What is asked:
A. In the DNS guide, can you rewrite the paragraph beginning "Host tables were all very well on small networks" more briefly, keeping its main facts?
B. Do these statements agree with the DNS guide? Answer yes or no for each and quote the deciding words. (i) The guide is aimed at technical people. (ii) An IP address is usually written as four sets of dotted numbers between 0 and 255. (iii) A host address beginning with 127 probably refers to the host you are currently using.
C. In the DNS guide, what abbreviated name does the machine called "teapot" at Leicester University end up with?

Document passage:
****************************************************************************
*****  DRAFT 0.1 - SANITY CHECK AND PROOF READ ONLY. NOT FOR RELEASE.  *****
****************************************************************************

                   DNS and Mail Exchange, a simple guide.

----------------------------------------------------------------------------
    This document is copyright Michael Lawrie, 1998. It may be used and
   distributed freely, provided it is not changed in any way. The author
          accepts no responsibility for anything at all, ever.

                This is a draft copy - Version 0.1 19980416
----------------------------------------------------------------------------

-- Introduction:

This document was written for users of our systems to understand how
the domain name system works, how it relates to the delivery of
electronic mail and how to use them safely, and properly.

I have made the document as generic as possible, and included some
background information so that it can be used elsewhere. It is not an
overly technical document because it is not aimed at technical people.

The aim of this document is to provide a brief but accurate description
of DNS (Domain Name System). The industry bible for DNS is a book called
"DNS and BIND", by Paul Albitz and Cricket Liu (pub: O'Reilley, ISBN:
1-56592-236-0). Generally speaking, this is an excellent book but, in
their introduction they proclaim "DNS is a big topic - big enough to
require two authors, anyway". This sets the tone for the book. In reality
DNS is amazingly simple but people tend to overcomplicate it all.

-- IP addresses.

Every host on the Internet has a number by which it is addressed. This
is called the IP (Internet Protocol) address. Effectively, a host's IP
address is pretty similar to a telephone number or street address. If
you want to deliver anything to the host, you must know its number.

An IP address is usually written as 4 sets of dotted numbers between
0 and 255. In some situations, there are some illegal combinations of
numbers and some whole address ranges are reserved for various reasons.

Whilst this next part shouldn't be taken as the complete truth, there
are various generalities you can make about IP addresses.

. An individual host is addressed by all four parts of the IP address.
An example of a "host address" is 193.61.112.61

. If only 3 parts of the IP address are written, and the last digit is
zero, or, the address has a "/" followed by a number after it, it is 
probably a network address rather than a host address. A network address
refers to a group of hosts on the same network, rather than a single host.

. If the last digit of a "host address" is 255, then it is not a host
address really. 

. If your host address begins with 127, it is probably referring to the
host you are currently using.

-- Host tables.

Host addresses are not the easiest things in the world to remember. It
seemed logical at some point to create a lookup table so these things
could be given human-friendly names; just like a telephone book in fact.
These directorys became known as host tables and basicaly contained an
IP address by which the host was really addressed and a list of names
by which the host could be addressed. What this meant, was instead of
typing: telnet 193.61.112.61 people could simply type: telnet baphomet

Host tables were all very well on small networks, but as more and more
networks joined together, there was more and more duplication of host
names. In telephone books, having a duplicate hostname would be like
discovering there were two "John Smith"s. In a telephone book, what
would actually happen is that a location would be included with the
directory entry and this exactly what happened with the larger host
tables. Host names were extended to include a location in an attempt
to prevent name duplication.

As an example of this, imagine a machine called "teapot" in the
computer science department of Leicester University in the UK. A typical
name for this would be teapot.computer-science.leicester.university.uk. A
machine called "teapot" in Warwick University would be much the same, but
it would be teapot.computer-science.warwick.university.uk. In reality,
"university" is a bit specific, so "academic" was a better category and
people like to abbreviate so they would end up as teapot.cs.le.ac.uk and
teapot.cs.warwick.ac.uk.

Available data:

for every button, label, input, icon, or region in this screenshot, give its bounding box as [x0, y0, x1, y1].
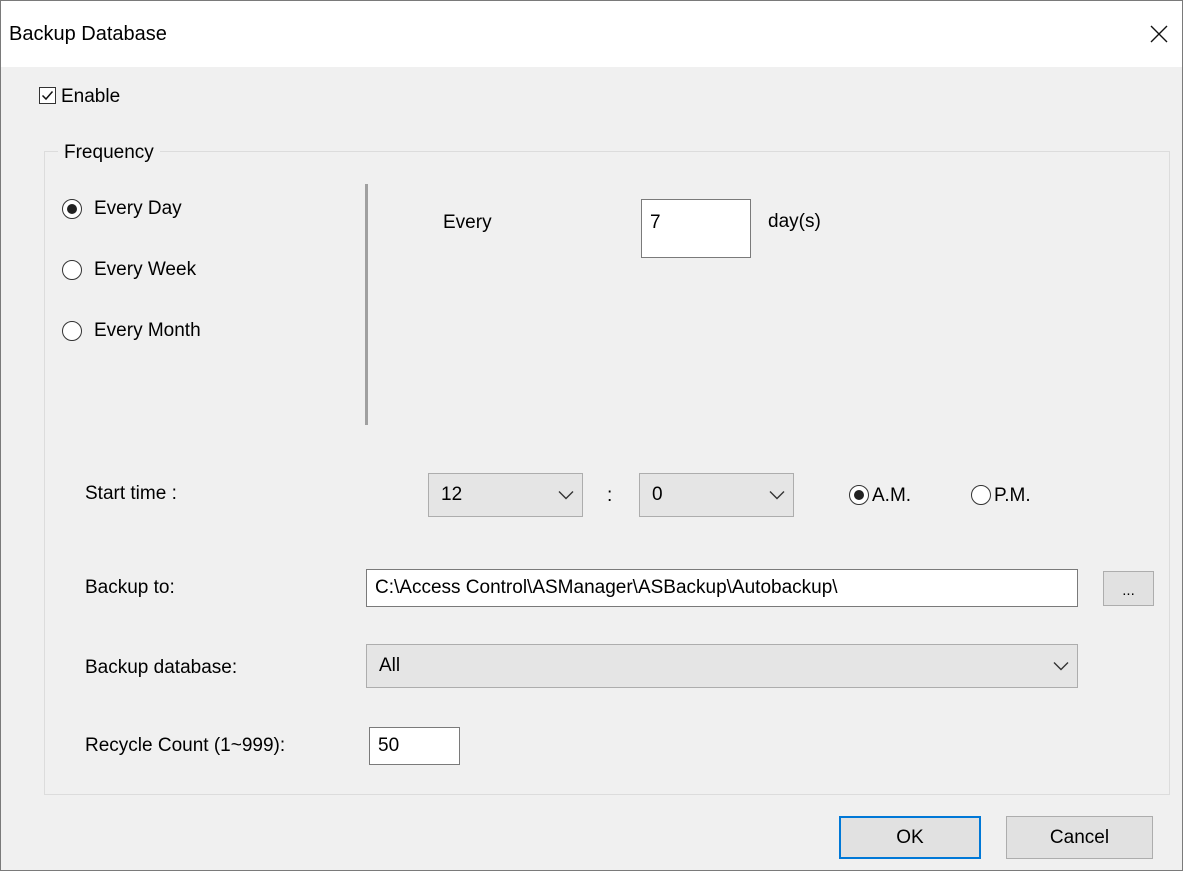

Solutions to each task:
A. As more networks joined, host tables contained more duplicate host names, like finding two "John Smith"s in a telephone book. A telephone book adds a location to the entry, and larger host tables did the same by extending host names to include a location.

B.
(i) No: "it is not aimed at technical people."
(ii) Yes: "An IP address is usually written as 4 sets of dotted numbers between 0 and 255."
(iii) Yes: "If your host address begins with 127, it is probably referring to the host you are currently using."

C. teapot.cs.le.ac.uk